_Description of the task_. Skip the pictures and extract all of the lines exactly as written.

_Listed records_.
— Start —
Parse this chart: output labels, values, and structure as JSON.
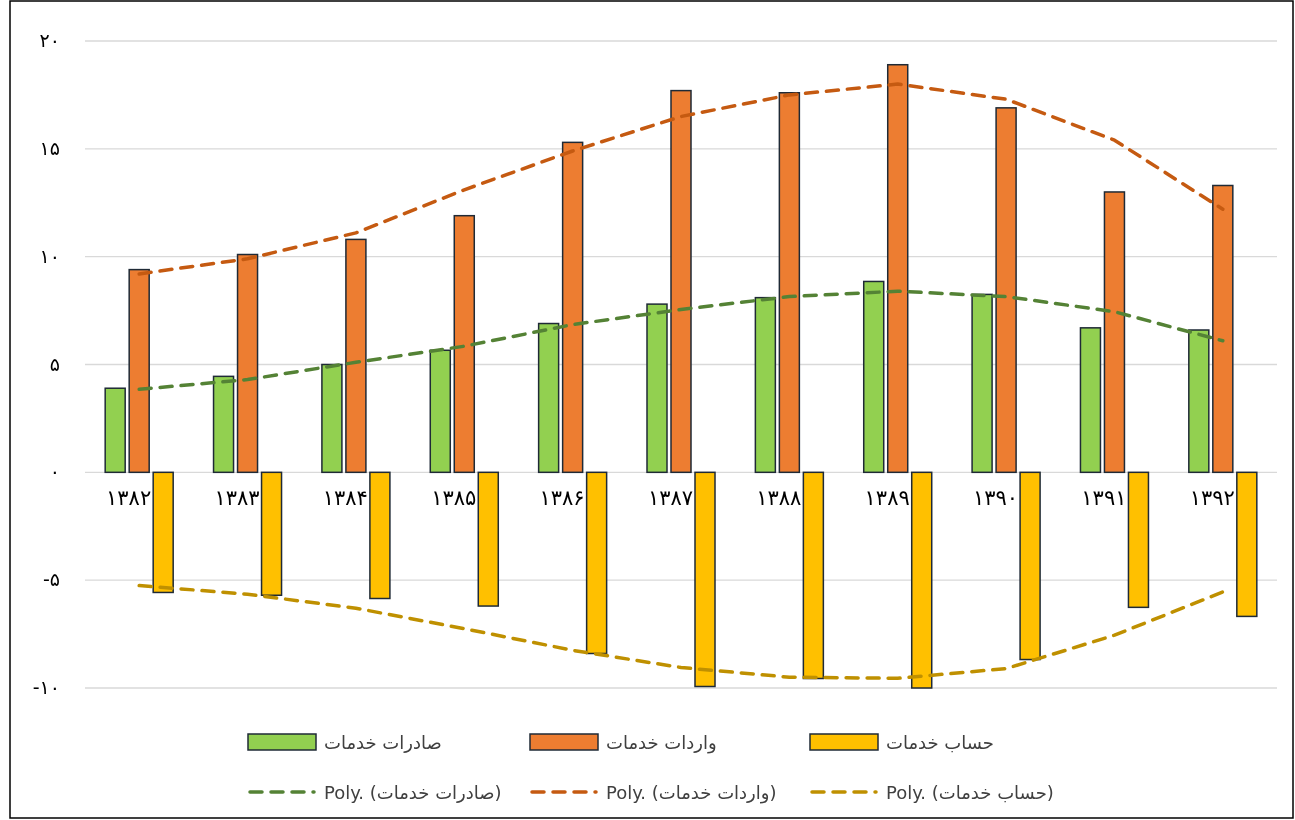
{
  "chart_data": {
    "type": "bar",
    "categories": [
      "۱۳۸۲",
      "۱۳۸۳",
      "۱۳۸۴",
      "۱۳۸۵",
      "۱۳۸۶",
      "۱۳۸۷",
      "۱۳۸۸",
      "۱۳۸۹",
      "۱۳۹۰",
      "۱۳۹۱",
      "۱۳۹۲"
    ],
    "series": [
      {
        "name": "صادرات خدمات",
        "color": "#92d050",
        "values": [
          3.9,
          4.45,
          5.0,
          5.66,
          6.9,
          7.8,
          8.1,
          8.85,
          8.25,
          6.7,
          6.6
        ]
      },
      {
        "name": "واردات خدمات",
        "color": "#ed7d31",
        "values": [
          9.4,
          10.1,
          10.8,
          11.9,
          15.3,
          17.7,
          17.6,
          18.9,
          16.9,
          13.0,
          13.3
        ]
      },
      {
        "name": "حساب خدمات",
        "color": "#ffc000",
        "values": [
          -5.57,
          -5.7,
          -5.85,
          -6.2,
          -8.4,
          -9.93,
          -9.56,
          -10.0,
          -8.68,
          -6.26,
          -6.68
        ]
      },
      {
        "name": "Poly. (صادرات خدمات)",
        "type": "line",
        "line_style": "dashed",
        "color": "#548235",
        "values": [
          3.85,
          4.3,
          5.1,
          5.85,
          6.85,
          7.55,
          8.15,
          8.4,
          8.15,
          7.45,
          6.1
        ]
      },
      {
        "name": "Poly. (واردات خدمات)",
        "type": "line",
        "line_style": "dashed",
        "color": "#c55a11",
        "values": [
          9.2,
          9.9,
          11.1,
          13.1,
          14.9,
          16.5,
          17.5,
          18.0,
          17.3,
          15.4,
          12.2
        ]
      },
      {
        "name": "Poly. (حساب خدمات)",
        "type": "line",
        "line_style": "dashed",
        "color": "#bf9000",
        "values": [
          -5.25,
          -5.65,
          -6.3,
          -7.25,
          -8.25,
          -9.05,
          -9.5,
          -9.55,
          -9.1,
          -7.55,
          -5.55
        ]
      }
    ],
    "ylim": [
      -10,
      20
    ],
    "yticks": [
      {
        "value": -10,
        "label": "-۱۰"
      },
      {
        "value": -5,
        "label": "-۵"
      },
      {
        "value": 0,
        "label": "۰"
      },
      {
        "value": 5,
        "label": "۵"
      },
      {
        "value": 10,
        "label": "۱۰"
      },
      {
        "value": 15,
        "label": "۱۵"
      },
      {
        "value": 20,
        "label": "۲۰"
      }
    ],
    "grid": "y",
    "legend": "bottom"
  }
}
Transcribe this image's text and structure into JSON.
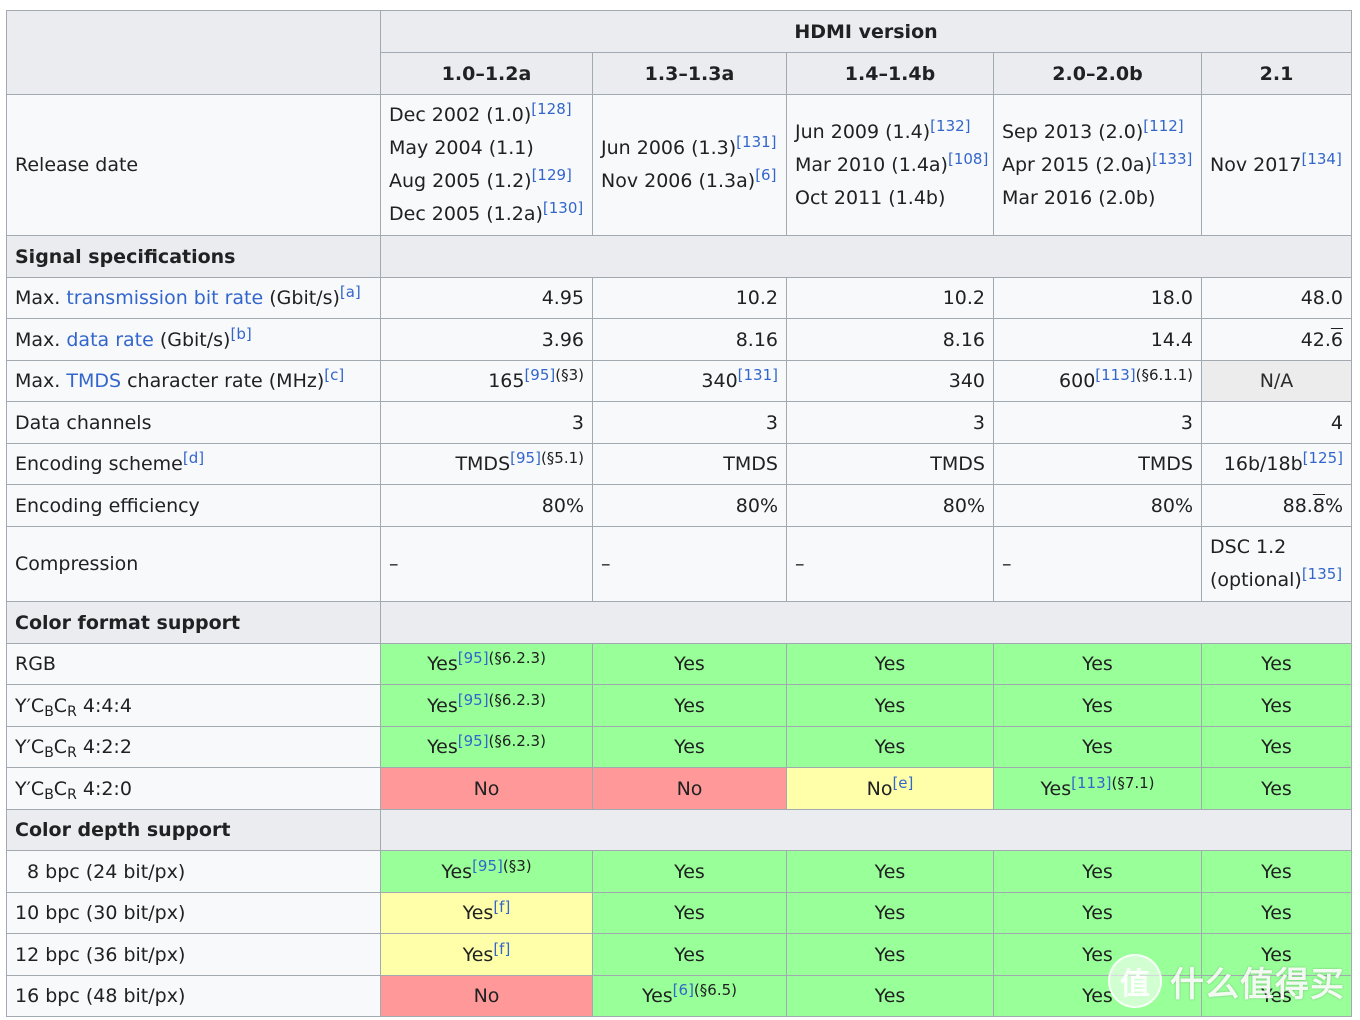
— End —
_Task response_.
Parse this chart: output labels, values, and structure as JSON.
{
  "chart_data": {
    "type": "bar",
    "categories": [
      "۱۳۸۲",
      "۱۳۸۳",
      "۱۳۸۴",
      "۱۳۸۵",
      "۱۳۸۶",
      "۱۳۸۷",
      "۱۳۸۸",
      "۱۳۸۹",
      "۱۳۹۰",
      "۱۳۹۱",
      "۱۳۹۲"
    ],
    "series": [
      {
        "name": "صادرات خدمات",
        "color": "#92d050",
        "values": [
          3.9,
          4.45,
          5.0,
          5.66,
          6.9,
          7.8,
          8.1,
          8.85,
          8.25,
          6.7,
          6.6
        ]
      },
      {
        "name": "واردات خدمات",
        "color": "#ed7d31",
        "values": [
          9.4,
          10.1,
          10.8,
          11.9,
          15.3,
          17.7,
          17.6,
          18.9,
          16.9,
          13.0,
          13.3
        ]
      },
      {
        "name": "حساب خدمات",
        "color": "#ffc000",
        "values": [
          -5.57,
          -5.7,
          -5.85,
          -6.2,
          -8.4,
          -9.93,
          -9.56,
          -10.0,
          -8.68,
          -6.26,
          -6.68
        ]
      },
      {
        "name": "Poly. (صادرات خدمات)",
        "type": "line",
        "line_style": "dashed",
        "color": "#548235",
        "values": [
          3.85,
          4.3,
          5.1,
          5.85,
          6.85,
          7.55,
          8.15,
          8.4,
          8.15,
          7.45,
          6.1
        ]
      },
      {
        "name": "Poly. (واردات خدمات)",
        "type": "line",
        "line_style": "dashed",
        "color": "#c55a11",
        "values": [
          9.2,
          9.9,
          11.1,
          13.1,
          14.9,
          16.5,
          17.5,
          18.0,
          17.3,
          15.4,
          12.2
        ]
      },
      {
        "name": "Poly. (حساب خدمات)",
        "type": "line",
        "line_style": "dashed",
        "color": "#bf9000",
        "values": [
          -5.25,
          -5.65,
          -6.3,
          -7.25,
          -8.25,
          -9.05,
          -9.5,
          -9.55,
          -9.1,
          -7.55,
          -5.55
        ]
      }
    ],
    "ylim": [
      -10,
      20
    ],
    "yticks": [
      {
        "value": -10,
        "label": "-۱۰"
      },
      {
        "value": -5,
        "label": "-۵"
      },
      {
        "value": 0,
        "label": "۰"
      },
      {
        "value": 5,
        "label": "۵"
      },
      {
        "value": 10,
        "label": "۱۰"
      },
      {
        "value": 15,
        "label": "۱۵"
      },
      {
        "value": 20,
        "label": "۲۰"
      }
    ],
    "grid": "y",
    "legend": "bottom"
  }
}
Transcribe this image's text and structure into JSON.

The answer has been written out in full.